Entries ::
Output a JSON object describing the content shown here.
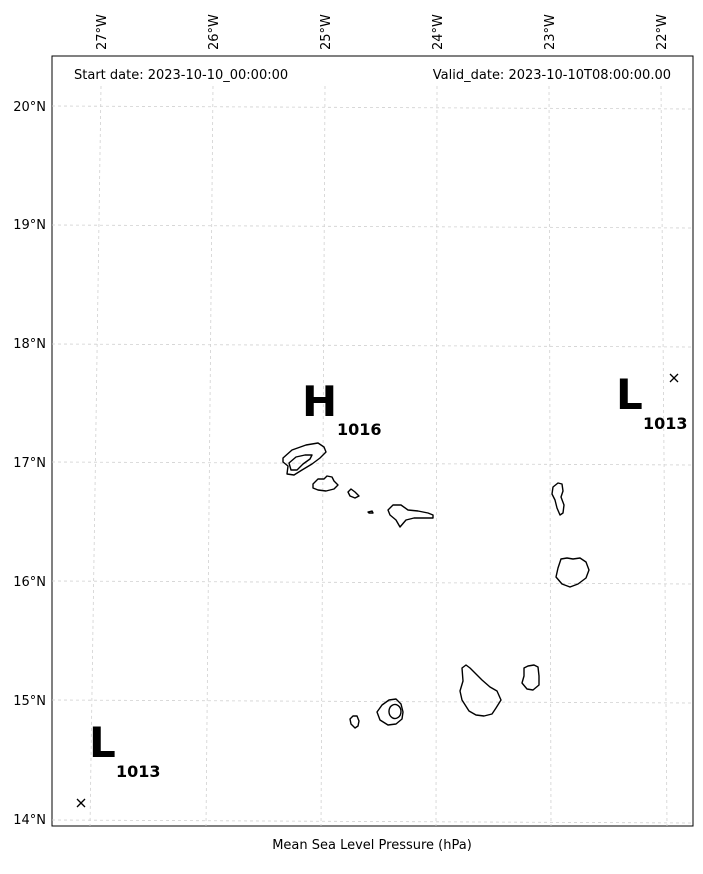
{
  "header": {
    "start_date": "Start date: 2023-10-10_00:00:00",
    "valid_date": "Valid_date: 2023-10-10T08:00:00.00"
  },
  "axes": {
    "lon_labels": [
      "27°W",
      "26°W",
      "25°W",
      "24°W",
      "23°W",
      "22°W"
    ],
    "lat_labels": [
      "20°N",
      "19°N",
      "18°N",
      "17°N",
      "16°N",
      "15°N",
      "14°N"
    ],
    "xlabel": "Mean Sea Level Pressure (hPa)"
  },
  "pressure_centers": [
    {
      "type": "H",
      "value": "1016"
    },
    {
      "type": "L",
      "value": "1013"
    },
    {
      "type": "L",
      "value": "1013"
    }
  ],
  "map_meta": {
    "region": "Cabo Verde",
    "extent_lon": [
      -27.35,
      -21.75
    ],
    "extent_lat": [
      13.95,
      20.4
    ],
    "gridlines": "dashed"
  }
}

Exercise ::
Repeat each entry exactly. Pictures do not belong in the copy.

Result ::
Output a JSON object describing the content shown here.
{
  "header": {
    "start_date": "Start date: 2023-10-10_00:00:00",
    "valid_date": "Valid_date: 2023-10-10T08:00:00.00"
  },
  "axes": {
    "lon_labels": [
      "27°W",
      "26°W",
      "25°W",
      "24°W",
      "23°W",
      "22°W"
    ],
    "lat_labels": [
      "20°N",
      "19°N",
      "18°N",
      "17°N",
      "16°N",
      "15°N",
      "14°N"
    ],
    "xlabel": "Mean Sea Level Pressure (hPa)"
  },
  "pressure_centers": [
    {
      "type": "H",
      "value": "1016"
    },
    {
      "type": "L",
      "value": "1013"
    },
    {
      "type": "L",
      "value": "1013"
    }
  ],
  "map_meta": {
    "region": "Cabo Verde",
    "extent_lon": [
      -27.35,
      -21.75
    ],
    "extent_lat": [
      13.95,
      20.4
    ],
    "gridlines": "dashed"
  }
}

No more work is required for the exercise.